## STATED GOAL
Every line with the string "grid" should be gathered.

Dataset items
--- start ---
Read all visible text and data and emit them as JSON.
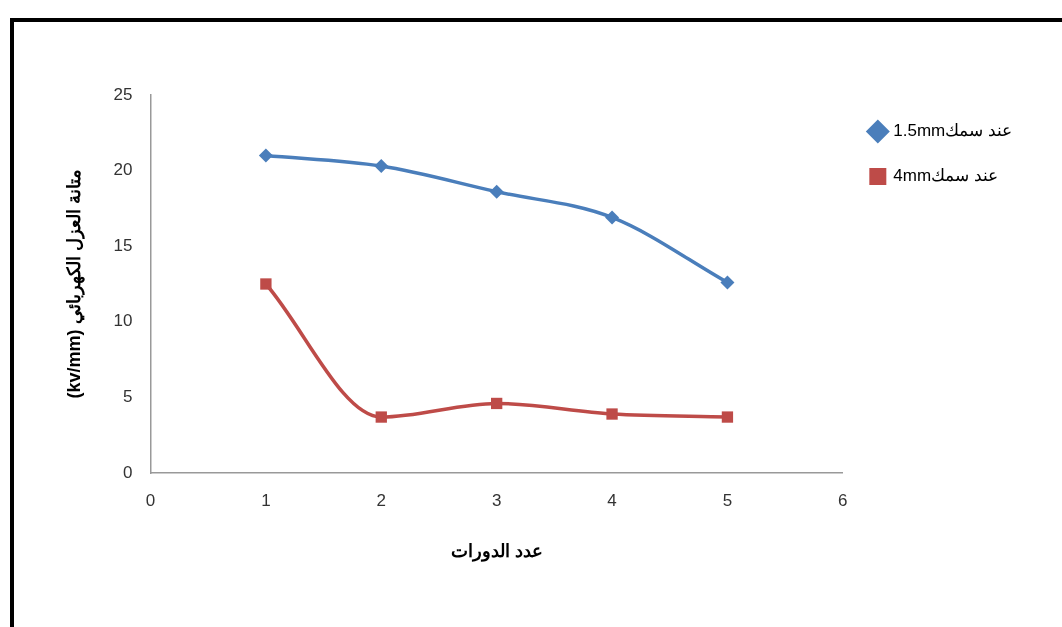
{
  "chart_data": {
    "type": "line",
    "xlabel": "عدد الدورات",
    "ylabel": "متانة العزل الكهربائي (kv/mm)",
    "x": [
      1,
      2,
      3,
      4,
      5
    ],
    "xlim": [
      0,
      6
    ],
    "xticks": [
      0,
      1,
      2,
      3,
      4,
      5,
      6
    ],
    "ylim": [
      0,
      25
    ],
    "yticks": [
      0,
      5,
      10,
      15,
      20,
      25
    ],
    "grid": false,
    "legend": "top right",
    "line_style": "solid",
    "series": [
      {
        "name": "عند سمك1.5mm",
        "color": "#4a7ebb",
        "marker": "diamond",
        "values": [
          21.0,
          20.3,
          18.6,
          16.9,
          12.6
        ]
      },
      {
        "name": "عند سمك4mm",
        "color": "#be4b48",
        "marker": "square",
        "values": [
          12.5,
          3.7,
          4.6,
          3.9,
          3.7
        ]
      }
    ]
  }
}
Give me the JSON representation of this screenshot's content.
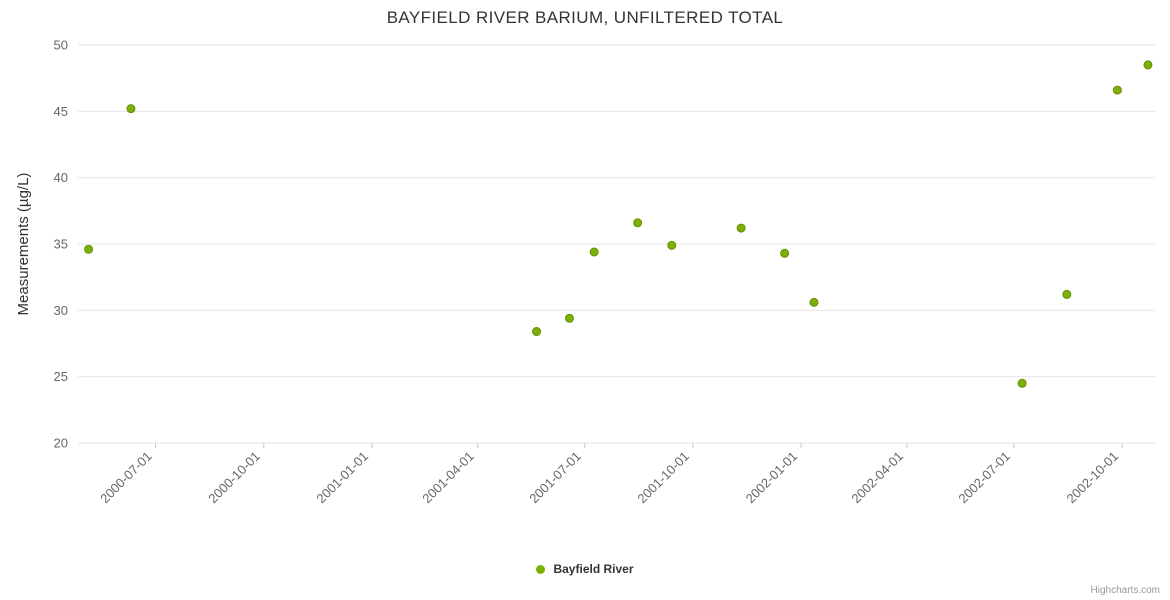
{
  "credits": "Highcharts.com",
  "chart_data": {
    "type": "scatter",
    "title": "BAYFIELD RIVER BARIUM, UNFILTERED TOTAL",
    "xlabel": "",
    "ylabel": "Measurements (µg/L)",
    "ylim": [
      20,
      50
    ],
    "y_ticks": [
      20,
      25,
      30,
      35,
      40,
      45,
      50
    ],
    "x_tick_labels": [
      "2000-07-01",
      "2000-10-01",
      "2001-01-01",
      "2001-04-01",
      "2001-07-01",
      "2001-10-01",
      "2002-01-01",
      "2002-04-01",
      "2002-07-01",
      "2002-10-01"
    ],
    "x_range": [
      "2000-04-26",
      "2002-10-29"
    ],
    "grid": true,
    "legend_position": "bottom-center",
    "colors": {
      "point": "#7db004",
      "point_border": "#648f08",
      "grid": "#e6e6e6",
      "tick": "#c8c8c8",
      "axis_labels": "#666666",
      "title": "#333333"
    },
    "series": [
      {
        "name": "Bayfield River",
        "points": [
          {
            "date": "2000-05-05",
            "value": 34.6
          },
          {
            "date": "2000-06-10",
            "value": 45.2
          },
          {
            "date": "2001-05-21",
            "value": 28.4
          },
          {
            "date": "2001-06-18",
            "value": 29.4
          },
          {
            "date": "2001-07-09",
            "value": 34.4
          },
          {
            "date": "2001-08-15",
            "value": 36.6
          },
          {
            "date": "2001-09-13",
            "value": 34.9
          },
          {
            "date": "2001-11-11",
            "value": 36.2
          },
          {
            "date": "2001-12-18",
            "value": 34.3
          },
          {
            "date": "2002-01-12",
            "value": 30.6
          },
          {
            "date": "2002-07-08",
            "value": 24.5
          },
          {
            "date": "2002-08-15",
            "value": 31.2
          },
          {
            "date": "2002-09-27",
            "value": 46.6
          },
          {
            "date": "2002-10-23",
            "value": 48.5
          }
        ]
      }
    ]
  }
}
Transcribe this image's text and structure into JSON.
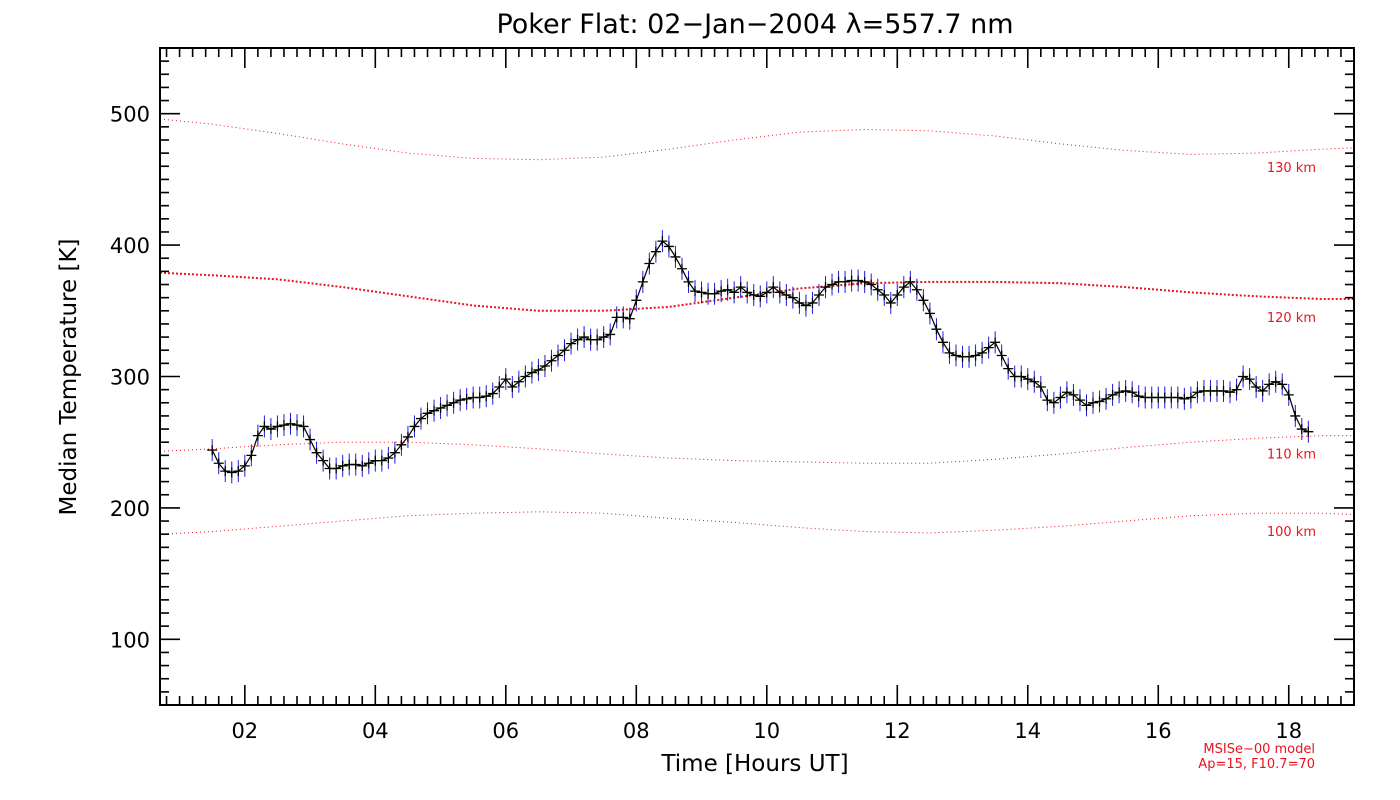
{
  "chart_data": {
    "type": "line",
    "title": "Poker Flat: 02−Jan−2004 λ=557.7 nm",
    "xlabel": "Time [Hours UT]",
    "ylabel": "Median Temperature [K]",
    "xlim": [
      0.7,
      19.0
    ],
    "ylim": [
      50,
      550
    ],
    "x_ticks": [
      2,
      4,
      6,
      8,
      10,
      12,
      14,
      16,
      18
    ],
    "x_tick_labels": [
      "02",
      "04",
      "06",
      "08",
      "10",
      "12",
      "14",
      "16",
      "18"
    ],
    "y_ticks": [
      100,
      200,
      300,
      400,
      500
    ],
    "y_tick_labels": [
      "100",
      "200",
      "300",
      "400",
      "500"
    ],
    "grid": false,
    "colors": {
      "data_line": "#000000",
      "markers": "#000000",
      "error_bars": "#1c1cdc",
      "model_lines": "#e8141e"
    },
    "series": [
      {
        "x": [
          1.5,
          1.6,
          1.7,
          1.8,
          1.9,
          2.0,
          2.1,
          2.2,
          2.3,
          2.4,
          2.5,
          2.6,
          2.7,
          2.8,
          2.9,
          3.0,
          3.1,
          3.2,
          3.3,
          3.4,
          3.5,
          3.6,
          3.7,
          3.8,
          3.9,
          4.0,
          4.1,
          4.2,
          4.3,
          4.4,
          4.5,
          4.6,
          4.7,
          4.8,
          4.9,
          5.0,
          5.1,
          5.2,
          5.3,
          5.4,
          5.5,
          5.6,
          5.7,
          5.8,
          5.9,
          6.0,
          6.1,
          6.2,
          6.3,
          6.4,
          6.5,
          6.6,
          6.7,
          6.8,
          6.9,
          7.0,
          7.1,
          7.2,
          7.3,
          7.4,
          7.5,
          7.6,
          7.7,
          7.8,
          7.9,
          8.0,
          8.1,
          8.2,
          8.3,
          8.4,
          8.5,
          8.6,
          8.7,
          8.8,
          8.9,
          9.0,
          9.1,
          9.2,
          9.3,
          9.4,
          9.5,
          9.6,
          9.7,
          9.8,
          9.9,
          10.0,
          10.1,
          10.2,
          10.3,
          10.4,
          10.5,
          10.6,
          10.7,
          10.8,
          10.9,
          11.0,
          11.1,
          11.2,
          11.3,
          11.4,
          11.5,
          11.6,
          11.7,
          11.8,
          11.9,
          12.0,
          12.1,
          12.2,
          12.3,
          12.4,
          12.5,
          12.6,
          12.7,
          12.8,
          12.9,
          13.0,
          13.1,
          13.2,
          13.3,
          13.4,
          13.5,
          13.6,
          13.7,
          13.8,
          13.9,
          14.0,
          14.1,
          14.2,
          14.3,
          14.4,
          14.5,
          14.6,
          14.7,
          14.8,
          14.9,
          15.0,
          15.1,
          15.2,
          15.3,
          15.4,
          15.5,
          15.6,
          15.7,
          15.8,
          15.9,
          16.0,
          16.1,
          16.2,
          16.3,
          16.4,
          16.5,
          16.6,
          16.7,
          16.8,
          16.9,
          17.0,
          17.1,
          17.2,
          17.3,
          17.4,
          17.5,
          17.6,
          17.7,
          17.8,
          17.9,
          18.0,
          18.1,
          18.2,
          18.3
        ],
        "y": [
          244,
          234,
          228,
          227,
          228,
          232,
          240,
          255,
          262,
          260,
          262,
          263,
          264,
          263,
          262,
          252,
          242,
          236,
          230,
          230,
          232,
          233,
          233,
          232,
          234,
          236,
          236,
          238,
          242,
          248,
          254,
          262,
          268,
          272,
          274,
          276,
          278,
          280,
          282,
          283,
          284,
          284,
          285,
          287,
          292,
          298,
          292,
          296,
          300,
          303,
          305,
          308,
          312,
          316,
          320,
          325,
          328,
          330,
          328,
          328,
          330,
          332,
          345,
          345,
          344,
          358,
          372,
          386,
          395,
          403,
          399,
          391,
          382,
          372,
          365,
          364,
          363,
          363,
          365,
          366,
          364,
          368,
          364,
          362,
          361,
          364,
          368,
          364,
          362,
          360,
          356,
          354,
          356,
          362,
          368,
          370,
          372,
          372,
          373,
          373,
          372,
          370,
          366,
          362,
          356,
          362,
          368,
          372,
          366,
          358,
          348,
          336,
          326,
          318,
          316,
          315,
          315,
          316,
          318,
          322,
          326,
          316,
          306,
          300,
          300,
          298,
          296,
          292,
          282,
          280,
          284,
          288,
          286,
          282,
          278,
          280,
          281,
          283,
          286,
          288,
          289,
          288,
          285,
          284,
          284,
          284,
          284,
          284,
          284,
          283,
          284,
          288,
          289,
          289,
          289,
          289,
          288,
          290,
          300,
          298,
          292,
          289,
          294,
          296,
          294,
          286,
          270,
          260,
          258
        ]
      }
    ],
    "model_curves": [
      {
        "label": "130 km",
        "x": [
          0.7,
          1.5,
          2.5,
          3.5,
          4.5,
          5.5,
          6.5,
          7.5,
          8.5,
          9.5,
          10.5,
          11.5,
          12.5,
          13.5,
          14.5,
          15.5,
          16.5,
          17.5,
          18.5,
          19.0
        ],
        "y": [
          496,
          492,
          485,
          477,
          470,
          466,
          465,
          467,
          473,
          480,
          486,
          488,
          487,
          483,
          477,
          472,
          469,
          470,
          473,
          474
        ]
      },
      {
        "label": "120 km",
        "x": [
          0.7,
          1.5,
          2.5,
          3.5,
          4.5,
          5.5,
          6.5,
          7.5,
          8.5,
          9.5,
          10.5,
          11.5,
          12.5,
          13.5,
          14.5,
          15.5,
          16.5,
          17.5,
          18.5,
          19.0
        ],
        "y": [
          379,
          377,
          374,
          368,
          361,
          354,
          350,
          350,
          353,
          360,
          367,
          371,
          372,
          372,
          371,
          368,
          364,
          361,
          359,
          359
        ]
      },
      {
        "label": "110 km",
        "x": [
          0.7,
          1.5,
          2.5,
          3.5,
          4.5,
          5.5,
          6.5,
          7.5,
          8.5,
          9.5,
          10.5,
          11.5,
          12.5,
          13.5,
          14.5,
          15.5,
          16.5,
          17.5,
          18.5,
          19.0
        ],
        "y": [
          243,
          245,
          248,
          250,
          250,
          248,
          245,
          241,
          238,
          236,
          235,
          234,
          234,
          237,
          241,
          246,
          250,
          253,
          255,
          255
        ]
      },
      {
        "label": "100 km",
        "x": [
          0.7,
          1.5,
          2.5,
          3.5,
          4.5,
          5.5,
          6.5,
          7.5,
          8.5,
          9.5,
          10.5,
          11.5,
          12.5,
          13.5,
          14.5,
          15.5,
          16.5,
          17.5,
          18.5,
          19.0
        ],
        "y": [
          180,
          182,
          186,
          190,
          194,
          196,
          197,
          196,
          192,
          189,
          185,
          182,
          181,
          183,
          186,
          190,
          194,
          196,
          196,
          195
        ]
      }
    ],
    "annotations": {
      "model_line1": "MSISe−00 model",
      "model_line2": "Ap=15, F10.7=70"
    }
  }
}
--- end ---
## TASK SOLUTION
    "grid": false,
    "grid": true,
      "grid": "#e6e6e6",
    "grid": false,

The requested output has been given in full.